[start]
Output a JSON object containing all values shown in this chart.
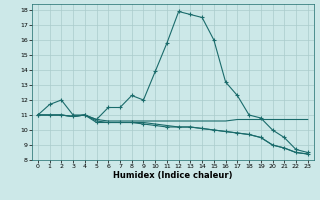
{
  "xlabel": "Humidex (Indice chaleur)",
  "bg_color": "#cce8e8",
  "line_color": "#1a6b6b",
  "grid_color": "#aacccc",
  "xlim": [
    -0.5,
    23.5
  ],
  "ylim": [
    8,
    18.4
  ],
  "xticks": [
    0,
    1,
    2,
    3,
    4,
    5,
    6,
    7,
    8,
    9,
    10,
    11,
    12,
    13,
    14,
    15,
    16,
    17,
    18,
    19,
    20,
    21,
    22,
    23
  ],
  "yticks": [
    8,
    9,
    10,
    11,
    12,
    13,
    14,
    15,
    16,
    17,
    18
  ],
  "line1_x": [
    0,
    1,
    2,
    3,
    4,
    5,
    6,
    7,
    8,
    9,
    10,
    11,
    12,
    13,
    14,
    15,
    16,
    17,
    18,
    19,
    20,
    21,
    22,
    23
  ],
  "line1_y": [
    11.0,
    11.7,
    12.0,
    11.0,
    11.0,
    10.7,
    11.5,
    11.5,
    12.3,
    12.0,
    13.9,
    15.8,
    17.9,
    17.7,
    17.5,
    16.0,
    13.2,
    12.3,
    11.0,
    10.8,
    10.0,
    9.5,
    8.7,
    8.5
  ],
  "line2_x": [
    0,
    1,
    2,
    3,
    4,
    5,
    6,
    7,
    8,
    9,
    10,
    11,
    12,
    13,
    14,
    15,
    16,
    17,
    18,
    19,
    20,
    21,
    22,
    23
  ],
  "line2_y": [
    11.0,
    11.0,
    11.0,
    10.9,
    11.0,
    10.5,
    10.5,
    10.5,
    10.5,
    10.4,
    10.3,
    10.2,
    10.2,
    10.2,
    10.1,
    10.0,
    9.9,
    9.8,
    9.7,
    9.5,
    9.0,
    8.8,
    8.5,
    8.4
  ],
  "line3_x": [
    0,
    1,
    2,
    3,
    4,
    5,
    6,
    7,
    8,
    9,
    10,
    11,
    12,
    13,
    14,
    15,
    16,
    17,
    18,
    19,
    20,
    21,
    22,
    23
  ],
  "line3_y": [
    11.0,
    11.0,
    11.0,
    10.9,
    11.0,
    10.7,
    10.6,
    10.6,
    10.6,
    10.6,
    10.6,
    10.6,
    10.6,
    10.6,
    10.6,
    10.6,
    10.6,
    10.7,
    10.7,
    10.7,
    10.7,
    10.7,
    10.7,
    10.7
  ],
  "line4_x": [
    0,
    1,
    2,
    3,
    4,
    5,
    6,
    7,
    8,
    9,
    10,
    11,
    12,
    13,
    14,
    15,
    16,
    17,
    18,
    19,
    20,
    21,
    22,
    23
  ],
  "line4_y": [
    11.0,
    11.0,
    11.0,
    10.9,
    11.0,
    10.6,
    10.5,
    10.5,
    10.5,
    10.5,
    10.4,
    10.3,
    10.2,
    10.2,
    10.1,
    10.0,
    9.9,
    9.8,
    9.7,
    9.5,
    9.0,
    8.8,
    8.5,
    8.4
  ]
}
[end]
--- AIM ---
Could you repeat all of the material exactly? Pictures should not be copied.

--- FULL ANSWER ---
Output a JSON object containing all values shown in this chart.
{
  "xlabel": "Humidex (Indice chaleur)",
  "bg_color": "#cce8e8",
  "line_color": "#1a6b6b",
  "grid_color": "#aacccc",
  "xlim": [
    -0.5,
    23.5
  ],
  "ylim": [
    8,
    18.4
  ],
  "xticks": [
    0,
    1,
    2,
    3,
    4,
    5,
    6,
    7,
    8,
    9,
    10,
    11,
    12,
    13,
    14,
    15,
    16,
    17,
    18,
    19,
    20,
    21,
    22,
    23
  ],
  "yticks": [
    8,
    9,
    10,
    11,
    12,
    13,
    14,
    15,
    16,
    17,
    18
  ],
  "line1_x": [
    0,
    1,
    2,
    3,
    4,
    5,
    6,
    7,
    8,
    9,
    10,
    11,
    12,
    13,
    14,
    15,
    16,
    17,
    18,
    19,
    20,
    21,
    22,
    23
  ],
  "line1_y": [
    11.0,
    11.7,
    12.0,
    11.0,
    11.0,
    10.7,
    11.5,
    11.5,
    12.3,
    12.0,
    13.9,
    15.8,
    17.9,
    17.7,
    17.5,
    16.0,
    13.2,
    12.3,
    11.0,
    10.8,
    10.0,
    9.5,
    8.7,
    8.5
  ],
  "line2_x": [
    0,
    1,
    2,
    3,
    4,
    5,
    6,
    7,
    8,
    9,
    10,
    11,
    12,
    13,
    14,
    15,
    16,
    17,
    18,
    19,
    20,
    21,
    22,
    23
  ],
  "line2_y": [
    11.0,
    11.0,
    11.0,
    10.9,
    11.0,
    10.5,
    10.5,
    10.5,
    10.5,
    10.4,
    10.3,
    10.2,
    10.2,
    10.2,
    10.1,
    10.0,
    9.9,
    9.8,
    9.7,
    9.5,
    9.0,
    8.8,
    8.5,
    8.4
  ],
  "line3_x": [
    0,
    1,
    2,
    3,
    4,
    5,
    6,
    7,
    8,
    9,
    10,
    11,
    12,
    13,
    14,
    15,
    16,
    17,
    18,
    19,
    20,
    21,
    22,
    23
  ],
  "line3_y": [
    11.0,
    11.0,
    11.0,
    10.9,
    11.0,
    10.7,
    10.6,
    10.6,
    10.6,
    10.6,
    10.6,
    10.6,
    10.6,
    10.6,
    10.6,
    10.6,
    10.6,
    10.7,
    10.7,
    10.7,
    10.7,
    10.7,
    10.7,
    10.7
  ],
  "line4_x": [
    0,
    1,
    2,
    3,
    4,
    5,
    6,
    7,
    8,
    9,
    10,
    11,
    12,
    13,
    14,
    15,
    16,
    17,
    18,
    19,
    20,
    21,
    22,
    23
  ],
  "line4_y": [
    11.0,
    11.0,
    11.0,
    10.9,
    11.0,
    10.6,
    10.5,
    10.5,
    10.5,
    10.5,
    10.4,
    10.3,
    10.2,
    10.2,
    10.1,
    10.0,
    9.9,
    9.8,
    9.7,
    9.5,
    9.0,
    8.8,
    8.5,
    8.4
  ]
}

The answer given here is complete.